■ Selected extract ■
I disagree with people who think Genevieve Cortese did a poor job with Ruby. The expression on her face, the way she looks at Dean after that fight. It's fantastic. I think I get where critics are coming from. When Ruby delivers dialogue, it’s often missing something. It doesn’t sound quite like a person with feelings. But I think that’s perfect for Ruby. She’s not real. She’s a demon. Any emotions she experiences are different from what a person would experience. And that makes her weirdly perfect for Sam, because sometimes Jared Padalecki is like that, too. It’s become a character thing, for me, with Sam. Sam is disconnected from his emotions, or thinks they are bad, or both, so he fakes it.
I'm thinking of Jus in Bello. Ruby presents the ruthless but practical option, which…is weirdly Sam. Dean is horrified, and this time Sam chooses to side with his brother. Ruby plays those parts of Sam that Sam - that no one, certainly not Dean - wants to acknowledge. And Sam doesn't love her, because he doesn't love those parts of himself. So Ruby doesn’t sound like a person, when she talks. Because she isn’t a person. She doesn’t need to fake being a person, to get to Sam. She doesn’t have to fake loving him. All the things we think would be most effective in conning the guy you’re sleeping with would, in fact, have the opposite effect.
In the argument between Sam and Dean, I love Sam's arguing style. The false apology (I think he feels bad about lying, but I don't think he regrets doing it, and he clearly would do it again), and the rational arguments that Dean just dismisses. And Sam's appeal to his pain with Dean gone.
You can hear in his voice that he doesn't mean that apology. Even without knowing what’s to come, I think, you could hear it. He’s saying what he needs to say to achieve his goals. That’s what Sam does.

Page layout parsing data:
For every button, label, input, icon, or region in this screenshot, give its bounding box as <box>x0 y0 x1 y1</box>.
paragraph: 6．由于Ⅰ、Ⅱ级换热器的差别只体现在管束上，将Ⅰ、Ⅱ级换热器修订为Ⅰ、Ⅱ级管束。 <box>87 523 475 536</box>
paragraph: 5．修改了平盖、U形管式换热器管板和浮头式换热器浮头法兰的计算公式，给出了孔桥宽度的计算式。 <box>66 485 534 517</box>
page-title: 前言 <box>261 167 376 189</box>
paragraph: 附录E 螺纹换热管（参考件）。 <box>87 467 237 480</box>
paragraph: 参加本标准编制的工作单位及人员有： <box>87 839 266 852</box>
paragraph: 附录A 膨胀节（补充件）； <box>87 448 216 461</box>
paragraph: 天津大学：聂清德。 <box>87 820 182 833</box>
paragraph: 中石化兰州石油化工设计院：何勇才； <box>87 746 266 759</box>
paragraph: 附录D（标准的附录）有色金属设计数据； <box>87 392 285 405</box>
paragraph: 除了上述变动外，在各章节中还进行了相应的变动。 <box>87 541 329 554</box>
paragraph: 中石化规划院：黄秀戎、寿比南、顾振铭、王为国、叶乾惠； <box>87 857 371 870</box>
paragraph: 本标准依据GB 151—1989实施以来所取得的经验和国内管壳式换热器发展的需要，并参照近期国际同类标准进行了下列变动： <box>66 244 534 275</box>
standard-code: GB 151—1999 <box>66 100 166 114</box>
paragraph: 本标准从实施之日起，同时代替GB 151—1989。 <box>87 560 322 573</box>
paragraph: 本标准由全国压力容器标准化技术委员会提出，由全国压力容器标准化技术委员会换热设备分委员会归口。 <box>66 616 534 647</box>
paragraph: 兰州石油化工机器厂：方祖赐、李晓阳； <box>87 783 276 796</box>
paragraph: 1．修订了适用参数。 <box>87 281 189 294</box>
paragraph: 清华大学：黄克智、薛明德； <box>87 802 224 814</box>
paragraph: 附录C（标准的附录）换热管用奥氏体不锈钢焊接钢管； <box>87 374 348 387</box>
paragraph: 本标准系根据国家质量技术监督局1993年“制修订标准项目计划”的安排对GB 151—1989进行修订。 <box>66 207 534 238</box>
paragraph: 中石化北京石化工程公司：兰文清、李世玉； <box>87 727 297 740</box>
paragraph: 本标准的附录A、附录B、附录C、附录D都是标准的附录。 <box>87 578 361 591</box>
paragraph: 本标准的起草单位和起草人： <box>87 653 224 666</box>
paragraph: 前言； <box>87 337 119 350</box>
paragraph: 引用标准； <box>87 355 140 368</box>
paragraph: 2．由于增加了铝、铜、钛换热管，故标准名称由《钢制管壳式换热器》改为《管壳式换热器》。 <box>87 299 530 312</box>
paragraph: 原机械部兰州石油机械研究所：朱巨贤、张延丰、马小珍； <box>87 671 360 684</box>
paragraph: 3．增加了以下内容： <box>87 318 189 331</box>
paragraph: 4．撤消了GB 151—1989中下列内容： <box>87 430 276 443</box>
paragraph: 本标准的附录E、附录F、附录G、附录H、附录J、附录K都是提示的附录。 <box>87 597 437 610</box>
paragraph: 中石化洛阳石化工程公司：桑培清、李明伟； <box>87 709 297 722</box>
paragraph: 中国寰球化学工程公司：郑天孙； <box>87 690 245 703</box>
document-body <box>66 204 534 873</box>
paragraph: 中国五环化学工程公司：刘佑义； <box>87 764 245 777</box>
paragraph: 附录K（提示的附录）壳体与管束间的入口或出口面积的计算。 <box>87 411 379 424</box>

■ Exercise instructions ■
[1] Reproduce the passage of the essay on Ruby that opens with the words containing "I'm thinking of" and closes with "the opposite effect.".
[2] Name every fictional character the essay on Ruby mentions by name.
[3] Go on writing the essay on Ruby from its last sentence.

■ Answers below ■
[1]
I'm thinking of Jus in Bello. Ruby presents the ruthless but practical option, which…is weirdly Sam. Dean is horrified, and this time Sam chooses to side with his brother. Ruby plays those parts of Sam that Sam - that no one, certainly not Dean - wants to acknowledge. And Sam doesn't love her, because he doesn't love those parts of himself. So Ruby doesn’t sound like a person, when she talks. Because she isn’t a person. She doesn’t need to fake being a person, to get to Sam. She doesn’t have to fake loving him. All the things we think would be most effective in conning the guy you’re sleeping with would, in fact, have the opposite effect.

[2] Ruby, Dean, Sam

[3]
For his part, Dean is the worst kind of self-righteous. His self-righteousness leads to violence: trying to kill Ruby, punching Sam twice in the face, trashing the room. When Sam comes up with a very reasonable and sane argument, Dean comes back with: “That what Ruby want you to think? Huh? Kind of like the way she tricked you into using your powers?”
"Tricked". Dean knows nothing about what caused Sam to start using his powers. But it’s easier to blame Ruby for everything, to disregard Sam’s arguments by pointing at Ruby, than look at the problem.
The disturbing part for me is that Dean is completely 100% vindicated. Dean’s instincts are not 100% - hello, Sex and Violence. Yet the way the story plays out, Dean’s questionable behavior in Metamorphosis is, actually, unquestionable righteous. As of Metamorphosis, both sides have good points. Sam is looking for ways to fight and save lives. Dean is suspicious of a woman who has given indications of being untrustworthy. But Dean reacts with disturbing levels of violence, while Sam says whatever it takes to achieve his goals, even if that means appealing to their brotherly bond in slightly manipulative ways. Such as claiming he wouldn’t have used his powers because that was Dean’s dying wish, or trying to break Dean’s anger by saying he started using his powers because of how hard it was for him to be without Dean.
I have sometimes forgotten the way Dean sort of hesitated before the "if I didn’t know you I would want to hunt you". This isn’t impulsive. It’s in the moment, but not impulsive. I do think it comes from a place of fear. Dean has just had an intense demonstration of just how powerful those angels are. Time travel. They’ve never encountered the like before. Angels of the Lord, God, all these powerful people trying to control that situation. Cas had recently threatened to send Dean back to Hell. These are cold and terrifying and horrible creatures. Dean only shortly after giving Sam that threat tells Sam what Castiel said.
And right after the "I'd want to hunt you" line itself Dean mentions the concern that other hunters will want to hunt Sam.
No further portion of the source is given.